- _Short task_:
Copy the listing starting at its first line and ending at the line that contains "435, 282, 450]". In that copy, replace "x-tick-label" with "x-tick-text" and change nothing else.

* START Dataset rows *

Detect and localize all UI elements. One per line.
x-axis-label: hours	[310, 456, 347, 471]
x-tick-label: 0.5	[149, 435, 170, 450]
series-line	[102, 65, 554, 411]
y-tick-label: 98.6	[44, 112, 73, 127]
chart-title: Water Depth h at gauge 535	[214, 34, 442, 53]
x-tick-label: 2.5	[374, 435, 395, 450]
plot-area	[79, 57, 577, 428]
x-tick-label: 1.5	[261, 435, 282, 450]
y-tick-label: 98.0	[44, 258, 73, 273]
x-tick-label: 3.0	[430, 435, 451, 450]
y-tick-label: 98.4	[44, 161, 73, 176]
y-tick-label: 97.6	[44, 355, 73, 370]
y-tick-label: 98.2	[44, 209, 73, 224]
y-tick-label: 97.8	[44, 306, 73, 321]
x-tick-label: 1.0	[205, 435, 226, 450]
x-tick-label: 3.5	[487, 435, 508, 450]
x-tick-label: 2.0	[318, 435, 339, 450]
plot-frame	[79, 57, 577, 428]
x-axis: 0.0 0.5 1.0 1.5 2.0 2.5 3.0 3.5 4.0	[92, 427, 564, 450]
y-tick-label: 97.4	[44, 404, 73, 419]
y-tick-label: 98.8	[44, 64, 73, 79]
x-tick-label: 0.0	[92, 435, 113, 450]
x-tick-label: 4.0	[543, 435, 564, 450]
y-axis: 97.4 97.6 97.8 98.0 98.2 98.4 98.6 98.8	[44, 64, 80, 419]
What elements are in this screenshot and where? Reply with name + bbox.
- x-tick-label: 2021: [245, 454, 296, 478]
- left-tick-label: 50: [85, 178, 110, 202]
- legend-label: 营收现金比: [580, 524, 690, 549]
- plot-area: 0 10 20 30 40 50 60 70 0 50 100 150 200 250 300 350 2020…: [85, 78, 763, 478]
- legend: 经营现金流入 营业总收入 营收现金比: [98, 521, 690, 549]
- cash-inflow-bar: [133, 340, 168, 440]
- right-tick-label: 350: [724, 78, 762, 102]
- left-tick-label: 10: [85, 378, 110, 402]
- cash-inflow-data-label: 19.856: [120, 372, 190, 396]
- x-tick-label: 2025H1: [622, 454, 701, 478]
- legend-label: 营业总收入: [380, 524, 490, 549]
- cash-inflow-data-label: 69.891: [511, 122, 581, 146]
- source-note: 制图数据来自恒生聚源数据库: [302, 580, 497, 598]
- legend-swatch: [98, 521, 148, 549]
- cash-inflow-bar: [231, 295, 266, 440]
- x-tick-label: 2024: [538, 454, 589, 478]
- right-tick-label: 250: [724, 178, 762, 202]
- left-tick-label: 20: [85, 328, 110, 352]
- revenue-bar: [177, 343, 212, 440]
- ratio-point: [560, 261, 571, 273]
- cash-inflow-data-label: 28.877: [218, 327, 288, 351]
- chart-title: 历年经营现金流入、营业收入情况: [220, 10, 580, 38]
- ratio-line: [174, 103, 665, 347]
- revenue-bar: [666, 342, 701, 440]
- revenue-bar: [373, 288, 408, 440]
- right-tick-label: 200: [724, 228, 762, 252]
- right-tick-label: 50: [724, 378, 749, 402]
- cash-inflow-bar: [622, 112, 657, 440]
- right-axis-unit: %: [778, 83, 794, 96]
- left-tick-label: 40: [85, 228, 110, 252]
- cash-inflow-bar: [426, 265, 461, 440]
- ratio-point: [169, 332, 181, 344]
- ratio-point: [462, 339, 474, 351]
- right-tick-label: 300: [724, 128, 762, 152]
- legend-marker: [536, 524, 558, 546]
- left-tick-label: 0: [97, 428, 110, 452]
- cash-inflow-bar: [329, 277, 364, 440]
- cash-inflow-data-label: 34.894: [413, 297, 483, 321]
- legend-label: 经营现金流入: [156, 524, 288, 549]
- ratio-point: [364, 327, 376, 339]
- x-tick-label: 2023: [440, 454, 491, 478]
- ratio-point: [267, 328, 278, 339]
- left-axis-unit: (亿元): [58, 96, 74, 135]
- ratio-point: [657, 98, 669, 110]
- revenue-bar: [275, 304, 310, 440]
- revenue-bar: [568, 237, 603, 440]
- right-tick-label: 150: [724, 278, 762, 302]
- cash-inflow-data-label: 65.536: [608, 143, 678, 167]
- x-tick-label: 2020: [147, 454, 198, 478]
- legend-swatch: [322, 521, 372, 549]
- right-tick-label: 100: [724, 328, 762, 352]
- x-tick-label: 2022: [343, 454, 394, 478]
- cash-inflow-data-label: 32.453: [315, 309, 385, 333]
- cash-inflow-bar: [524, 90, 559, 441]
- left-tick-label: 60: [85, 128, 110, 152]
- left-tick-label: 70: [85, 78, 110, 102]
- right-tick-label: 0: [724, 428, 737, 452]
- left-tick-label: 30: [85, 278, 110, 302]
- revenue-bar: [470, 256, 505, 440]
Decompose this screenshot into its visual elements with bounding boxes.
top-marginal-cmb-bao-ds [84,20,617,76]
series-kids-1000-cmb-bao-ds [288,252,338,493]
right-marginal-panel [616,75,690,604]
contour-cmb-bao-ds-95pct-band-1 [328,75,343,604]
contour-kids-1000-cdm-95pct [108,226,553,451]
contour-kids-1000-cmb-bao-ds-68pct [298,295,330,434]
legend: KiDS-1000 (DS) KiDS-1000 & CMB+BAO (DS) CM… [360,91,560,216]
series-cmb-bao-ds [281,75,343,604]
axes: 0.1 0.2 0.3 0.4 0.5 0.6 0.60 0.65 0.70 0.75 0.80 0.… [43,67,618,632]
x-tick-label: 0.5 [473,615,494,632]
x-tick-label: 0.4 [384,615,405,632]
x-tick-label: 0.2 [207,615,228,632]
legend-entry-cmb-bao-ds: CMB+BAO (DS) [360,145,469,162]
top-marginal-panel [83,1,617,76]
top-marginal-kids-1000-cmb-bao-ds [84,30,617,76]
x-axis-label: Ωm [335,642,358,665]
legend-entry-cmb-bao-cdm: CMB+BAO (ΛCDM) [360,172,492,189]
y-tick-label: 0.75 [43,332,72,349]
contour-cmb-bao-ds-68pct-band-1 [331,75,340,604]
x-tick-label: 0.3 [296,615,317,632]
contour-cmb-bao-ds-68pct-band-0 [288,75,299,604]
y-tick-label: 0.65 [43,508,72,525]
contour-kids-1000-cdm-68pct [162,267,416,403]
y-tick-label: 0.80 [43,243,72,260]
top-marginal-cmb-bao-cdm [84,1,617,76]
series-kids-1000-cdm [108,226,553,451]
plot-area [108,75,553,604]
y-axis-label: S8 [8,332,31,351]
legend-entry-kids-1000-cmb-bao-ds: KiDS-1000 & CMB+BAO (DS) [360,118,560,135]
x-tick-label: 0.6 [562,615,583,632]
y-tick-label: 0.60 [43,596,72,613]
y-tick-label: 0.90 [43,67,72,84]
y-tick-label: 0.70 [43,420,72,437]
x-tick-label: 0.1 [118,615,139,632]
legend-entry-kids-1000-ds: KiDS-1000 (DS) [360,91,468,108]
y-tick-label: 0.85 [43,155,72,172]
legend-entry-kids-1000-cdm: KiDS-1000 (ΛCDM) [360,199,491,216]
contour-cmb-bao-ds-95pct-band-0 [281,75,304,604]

* END Dataset rows *

- _Solution to this exercise_:
Detect and localize all UI elements. One per line.
x-axis-label: hours	[310, 456, 347, 471]
x-tick-text: 0.5	[149, 435, 170, 450]
series-line	[102, 65, 554, 411]
y-tick-label: 98.6	[44, 112, 73, 127]
chart-title: Water Depth h at gauge 535	[214, 34, 442, 53]
x-tick-text: 2.5	[374, 435, 395, 450]
plot-area	[79, 57, 577, 428]
x-tick-text: 1.5	[261, 435, 282, 450]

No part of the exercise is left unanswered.